**GIVEN REQUEST**.
Count every line of these entries that holds the word "screenshot", and reply with the number only.

**DATA PROVIDED**.
------------------------------------------------
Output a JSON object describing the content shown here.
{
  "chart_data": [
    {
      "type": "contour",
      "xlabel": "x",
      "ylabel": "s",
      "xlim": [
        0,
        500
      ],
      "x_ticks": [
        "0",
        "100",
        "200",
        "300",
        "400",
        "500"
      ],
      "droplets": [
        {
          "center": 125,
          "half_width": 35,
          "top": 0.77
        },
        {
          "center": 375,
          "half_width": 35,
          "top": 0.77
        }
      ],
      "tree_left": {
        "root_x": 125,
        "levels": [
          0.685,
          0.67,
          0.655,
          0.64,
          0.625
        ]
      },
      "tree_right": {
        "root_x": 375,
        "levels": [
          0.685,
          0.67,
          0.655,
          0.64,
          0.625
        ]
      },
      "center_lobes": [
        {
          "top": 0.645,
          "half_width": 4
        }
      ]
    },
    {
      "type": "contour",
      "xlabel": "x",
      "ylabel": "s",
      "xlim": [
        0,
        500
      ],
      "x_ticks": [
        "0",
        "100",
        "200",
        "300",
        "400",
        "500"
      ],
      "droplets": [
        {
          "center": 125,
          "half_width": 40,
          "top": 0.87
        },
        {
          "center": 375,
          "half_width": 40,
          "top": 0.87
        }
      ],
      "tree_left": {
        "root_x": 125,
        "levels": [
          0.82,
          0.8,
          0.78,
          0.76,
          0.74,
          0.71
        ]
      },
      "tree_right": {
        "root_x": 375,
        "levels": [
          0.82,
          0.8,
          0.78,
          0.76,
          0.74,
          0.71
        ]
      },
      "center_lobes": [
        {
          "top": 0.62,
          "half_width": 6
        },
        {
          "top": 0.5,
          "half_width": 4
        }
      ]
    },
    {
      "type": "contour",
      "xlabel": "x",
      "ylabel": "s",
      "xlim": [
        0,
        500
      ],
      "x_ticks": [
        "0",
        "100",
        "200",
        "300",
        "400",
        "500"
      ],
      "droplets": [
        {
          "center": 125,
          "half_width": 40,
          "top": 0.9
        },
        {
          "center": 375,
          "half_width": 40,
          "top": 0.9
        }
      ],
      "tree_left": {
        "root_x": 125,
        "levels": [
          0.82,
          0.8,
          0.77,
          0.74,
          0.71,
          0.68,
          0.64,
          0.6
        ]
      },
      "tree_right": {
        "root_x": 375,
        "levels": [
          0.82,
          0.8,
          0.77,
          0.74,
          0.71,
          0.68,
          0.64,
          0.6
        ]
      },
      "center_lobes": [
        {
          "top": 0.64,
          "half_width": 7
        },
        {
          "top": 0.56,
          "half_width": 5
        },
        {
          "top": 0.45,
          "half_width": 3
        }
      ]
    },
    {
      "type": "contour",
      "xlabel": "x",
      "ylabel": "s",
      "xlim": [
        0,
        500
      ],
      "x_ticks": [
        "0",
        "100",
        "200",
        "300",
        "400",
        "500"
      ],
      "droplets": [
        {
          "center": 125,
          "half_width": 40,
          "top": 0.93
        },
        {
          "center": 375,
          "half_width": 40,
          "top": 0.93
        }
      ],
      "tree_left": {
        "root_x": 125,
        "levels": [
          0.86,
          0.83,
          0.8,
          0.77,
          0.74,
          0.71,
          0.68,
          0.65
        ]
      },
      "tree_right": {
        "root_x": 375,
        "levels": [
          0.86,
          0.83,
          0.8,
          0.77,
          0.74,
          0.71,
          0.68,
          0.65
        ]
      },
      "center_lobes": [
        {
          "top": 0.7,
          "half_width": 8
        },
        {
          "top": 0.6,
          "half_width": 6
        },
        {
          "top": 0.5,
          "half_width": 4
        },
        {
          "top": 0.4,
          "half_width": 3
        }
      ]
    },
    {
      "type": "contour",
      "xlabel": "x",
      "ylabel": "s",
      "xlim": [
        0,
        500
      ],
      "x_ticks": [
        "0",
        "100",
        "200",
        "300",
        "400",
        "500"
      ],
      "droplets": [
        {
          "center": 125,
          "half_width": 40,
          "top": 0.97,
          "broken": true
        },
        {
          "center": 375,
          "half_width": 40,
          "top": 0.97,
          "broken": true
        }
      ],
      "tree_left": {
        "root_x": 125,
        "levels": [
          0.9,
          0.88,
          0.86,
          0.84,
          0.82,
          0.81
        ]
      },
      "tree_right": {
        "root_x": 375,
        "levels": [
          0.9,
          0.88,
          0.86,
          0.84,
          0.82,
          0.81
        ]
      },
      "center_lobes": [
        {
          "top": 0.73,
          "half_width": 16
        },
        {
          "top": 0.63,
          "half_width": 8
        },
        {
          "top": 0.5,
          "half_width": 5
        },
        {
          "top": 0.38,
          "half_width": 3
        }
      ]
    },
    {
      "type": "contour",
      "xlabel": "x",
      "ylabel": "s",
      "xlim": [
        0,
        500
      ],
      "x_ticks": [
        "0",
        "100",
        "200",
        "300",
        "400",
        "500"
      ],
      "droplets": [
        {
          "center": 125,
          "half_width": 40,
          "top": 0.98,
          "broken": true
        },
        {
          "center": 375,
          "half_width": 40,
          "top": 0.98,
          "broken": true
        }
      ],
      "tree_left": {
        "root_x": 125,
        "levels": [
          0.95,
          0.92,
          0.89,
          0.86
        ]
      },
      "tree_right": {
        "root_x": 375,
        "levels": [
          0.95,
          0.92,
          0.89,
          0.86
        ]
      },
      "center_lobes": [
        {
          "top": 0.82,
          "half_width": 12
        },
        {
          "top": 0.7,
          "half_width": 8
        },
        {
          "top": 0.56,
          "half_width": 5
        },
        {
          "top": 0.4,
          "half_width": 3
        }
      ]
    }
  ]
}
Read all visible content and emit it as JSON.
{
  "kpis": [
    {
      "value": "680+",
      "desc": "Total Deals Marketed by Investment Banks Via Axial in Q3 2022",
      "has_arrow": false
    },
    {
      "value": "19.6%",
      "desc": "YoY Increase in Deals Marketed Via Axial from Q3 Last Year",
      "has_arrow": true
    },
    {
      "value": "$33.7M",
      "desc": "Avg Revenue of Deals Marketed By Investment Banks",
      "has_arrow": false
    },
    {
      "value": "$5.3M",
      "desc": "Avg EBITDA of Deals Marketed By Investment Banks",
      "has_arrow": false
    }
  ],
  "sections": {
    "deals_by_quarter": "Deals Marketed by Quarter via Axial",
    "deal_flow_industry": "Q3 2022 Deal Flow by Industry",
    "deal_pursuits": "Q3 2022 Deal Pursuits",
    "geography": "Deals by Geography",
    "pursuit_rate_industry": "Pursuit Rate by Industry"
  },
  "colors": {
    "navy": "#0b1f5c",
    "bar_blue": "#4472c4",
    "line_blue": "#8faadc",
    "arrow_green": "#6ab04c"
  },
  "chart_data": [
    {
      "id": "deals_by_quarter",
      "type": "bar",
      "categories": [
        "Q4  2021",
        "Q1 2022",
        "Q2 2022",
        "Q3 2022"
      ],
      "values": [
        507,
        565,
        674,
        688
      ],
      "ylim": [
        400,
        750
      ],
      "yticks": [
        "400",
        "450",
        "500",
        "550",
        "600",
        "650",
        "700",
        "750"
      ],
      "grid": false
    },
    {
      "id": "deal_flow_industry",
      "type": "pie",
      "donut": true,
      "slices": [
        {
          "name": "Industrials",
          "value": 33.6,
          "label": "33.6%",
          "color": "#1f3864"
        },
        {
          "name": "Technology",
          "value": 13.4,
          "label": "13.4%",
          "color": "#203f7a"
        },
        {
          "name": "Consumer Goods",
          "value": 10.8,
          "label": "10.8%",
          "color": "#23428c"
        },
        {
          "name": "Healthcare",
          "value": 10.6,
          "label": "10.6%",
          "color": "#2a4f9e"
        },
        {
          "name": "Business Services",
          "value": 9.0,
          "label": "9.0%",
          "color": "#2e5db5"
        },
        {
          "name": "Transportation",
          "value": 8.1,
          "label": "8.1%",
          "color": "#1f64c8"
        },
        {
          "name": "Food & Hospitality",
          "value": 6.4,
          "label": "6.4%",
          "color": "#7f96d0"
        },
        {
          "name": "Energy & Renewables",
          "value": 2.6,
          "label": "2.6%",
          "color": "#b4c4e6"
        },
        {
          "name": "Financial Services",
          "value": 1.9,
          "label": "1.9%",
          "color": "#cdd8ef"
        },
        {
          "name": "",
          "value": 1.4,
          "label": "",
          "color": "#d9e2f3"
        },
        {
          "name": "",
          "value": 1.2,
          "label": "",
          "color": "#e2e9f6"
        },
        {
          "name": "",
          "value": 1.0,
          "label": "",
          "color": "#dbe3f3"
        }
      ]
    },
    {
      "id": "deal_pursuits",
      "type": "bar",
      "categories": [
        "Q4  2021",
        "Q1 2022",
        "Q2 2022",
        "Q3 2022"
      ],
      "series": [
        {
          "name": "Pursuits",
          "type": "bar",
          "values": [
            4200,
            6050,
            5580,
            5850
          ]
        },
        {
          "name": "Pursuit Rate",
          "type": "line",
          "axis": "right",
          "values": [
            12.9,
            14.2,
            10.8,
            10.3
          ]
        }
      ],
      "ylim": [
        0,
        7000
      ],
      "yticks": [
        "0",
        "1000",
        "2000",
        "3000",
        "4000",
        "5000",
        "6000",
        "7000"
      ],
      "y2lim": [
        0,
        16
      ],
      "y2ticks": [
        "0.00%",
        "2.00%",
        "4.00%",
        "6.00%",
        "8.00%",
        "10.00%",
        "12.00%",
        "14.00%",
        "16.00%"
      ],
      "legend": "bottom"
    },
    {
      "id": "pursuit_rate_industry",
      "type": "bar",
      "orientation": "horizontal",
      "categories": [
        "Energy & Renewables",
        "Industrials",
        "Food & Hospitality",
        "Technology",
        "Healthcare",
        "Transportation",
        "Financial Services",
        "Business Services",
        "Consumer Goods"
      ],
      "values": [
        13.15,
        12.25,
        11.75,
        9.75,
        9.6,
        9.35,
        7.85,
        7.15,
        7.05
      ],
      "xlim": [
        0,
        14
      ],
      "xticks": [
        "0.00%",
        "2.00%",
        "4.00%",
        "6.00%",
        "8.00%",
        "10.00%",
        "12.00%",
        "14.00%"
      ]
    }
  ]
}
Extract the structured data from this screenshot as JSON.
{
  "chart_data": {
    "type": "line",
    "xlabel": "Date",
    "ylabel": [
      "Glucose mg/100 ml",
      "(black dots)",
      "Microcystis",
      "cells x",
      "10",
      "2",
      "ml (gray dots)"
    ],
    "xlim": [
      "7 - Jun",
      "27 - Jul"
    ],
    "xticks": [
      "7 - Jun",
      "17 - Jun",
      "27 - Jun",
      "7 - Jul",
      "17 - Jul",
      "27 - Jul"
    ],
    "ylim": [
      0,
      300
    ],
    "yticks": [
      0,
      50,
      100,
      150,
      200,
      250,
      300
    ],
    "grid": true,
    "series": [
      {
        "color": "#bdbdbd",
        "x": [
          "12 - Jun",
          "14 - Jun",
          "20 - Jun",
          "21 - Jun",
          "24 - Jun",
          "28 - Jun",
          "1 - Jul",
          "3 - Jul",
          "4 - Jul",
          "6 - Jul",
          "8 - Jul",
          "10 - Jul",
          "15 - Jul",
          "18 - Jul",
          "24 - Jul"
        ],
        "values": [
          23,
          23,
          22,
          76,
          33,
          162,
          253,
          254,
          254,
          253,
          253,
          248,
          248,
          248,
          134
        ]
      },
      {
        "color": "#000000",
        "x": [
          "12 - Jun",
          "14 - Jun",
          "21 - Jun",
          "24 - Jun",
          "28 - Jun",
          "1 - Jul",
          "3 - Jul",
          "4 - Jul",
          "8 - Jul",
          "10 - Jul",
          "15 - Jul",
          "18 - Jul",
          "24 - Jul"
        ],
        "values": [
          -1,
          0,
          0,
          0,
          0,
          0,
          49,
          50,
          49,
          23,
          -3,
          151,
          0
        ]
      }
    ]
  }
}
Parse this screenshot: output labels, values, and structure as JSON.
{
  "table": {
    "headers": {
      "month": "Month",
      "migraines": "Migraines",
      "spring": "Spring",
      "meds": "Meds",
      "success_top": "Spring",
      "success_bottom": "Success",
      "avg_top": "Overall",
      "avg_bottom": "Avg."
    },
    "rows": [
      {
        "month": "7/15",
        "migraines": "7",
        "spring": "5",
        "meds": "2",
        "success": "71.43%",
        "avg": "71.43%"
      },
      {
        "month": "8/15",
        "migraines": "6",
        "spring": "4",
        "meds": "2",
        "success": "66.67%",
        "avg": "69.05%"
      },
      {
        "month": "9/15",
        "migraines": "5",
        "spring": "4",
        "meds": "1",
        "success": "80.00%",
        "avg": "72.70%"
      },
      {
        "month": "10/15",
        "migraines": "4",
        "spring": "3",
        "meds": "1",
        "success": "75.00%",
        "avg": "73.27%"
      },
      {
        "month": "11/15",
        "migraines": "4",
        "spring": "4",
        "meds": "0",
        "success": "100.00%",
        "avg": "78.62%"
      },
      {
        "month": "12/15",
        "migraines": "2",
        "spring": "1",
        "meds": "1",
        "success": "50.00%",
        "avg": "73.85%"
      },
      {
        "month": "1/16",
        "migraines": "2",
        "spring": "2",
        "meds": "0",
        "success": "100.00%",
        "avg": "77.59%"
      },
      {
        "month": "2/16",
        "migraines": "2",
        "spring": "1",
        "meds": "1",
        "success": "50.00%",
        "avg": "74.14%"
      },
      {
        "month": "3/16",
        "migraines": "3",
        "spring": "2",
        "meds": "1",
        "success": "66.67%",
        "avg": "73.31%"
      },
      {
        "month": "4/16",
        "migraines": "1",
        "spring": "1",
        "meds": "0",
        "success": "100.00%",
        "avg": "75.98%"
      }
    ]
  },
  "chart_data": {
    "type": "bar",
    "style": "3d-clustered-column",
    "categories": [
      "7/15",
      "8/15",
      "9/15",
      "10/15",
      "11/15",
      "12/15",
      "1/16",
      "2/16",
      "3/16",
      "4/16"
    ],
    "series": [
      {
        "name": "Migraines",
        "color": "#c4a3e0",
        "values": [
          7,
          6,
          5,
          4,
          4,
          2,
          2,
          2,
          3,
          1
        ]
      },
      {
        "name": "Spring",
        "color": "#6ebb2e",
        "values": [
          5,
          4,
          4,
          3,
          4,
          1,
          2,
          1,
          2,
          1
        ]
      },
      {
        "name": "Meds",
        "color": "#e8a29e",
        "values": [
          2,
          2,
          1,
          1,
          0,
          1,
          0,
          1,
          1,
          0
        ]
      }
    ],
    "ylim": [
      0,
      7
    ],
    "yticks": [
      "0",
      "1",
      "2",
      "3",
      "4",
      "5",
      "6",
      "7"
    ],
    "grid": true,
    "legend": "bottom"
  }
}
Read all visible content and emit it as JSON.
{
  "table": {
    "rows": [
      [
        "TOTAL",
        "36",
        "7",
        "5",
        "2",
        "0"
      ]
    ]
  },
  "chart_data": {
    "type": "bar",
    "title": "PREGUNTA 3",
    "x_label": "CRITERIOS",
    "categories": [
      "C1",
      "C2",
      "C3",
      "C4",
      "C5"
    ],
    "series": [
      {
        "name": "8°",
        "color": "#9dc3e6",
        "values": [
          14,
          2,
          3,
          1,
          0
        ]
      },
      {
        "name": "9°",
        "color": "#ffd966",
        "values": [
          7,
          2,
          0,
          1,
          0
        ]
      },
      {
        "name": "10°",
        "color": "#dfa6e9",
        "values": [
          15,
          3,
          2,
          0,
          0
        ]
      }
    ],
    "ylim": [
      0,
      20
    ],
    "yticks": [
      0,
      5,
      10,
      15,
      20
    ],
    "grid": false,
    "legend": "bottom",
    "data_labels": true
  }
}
------------------------------------------------
**WRITTEN ANSWER**.
2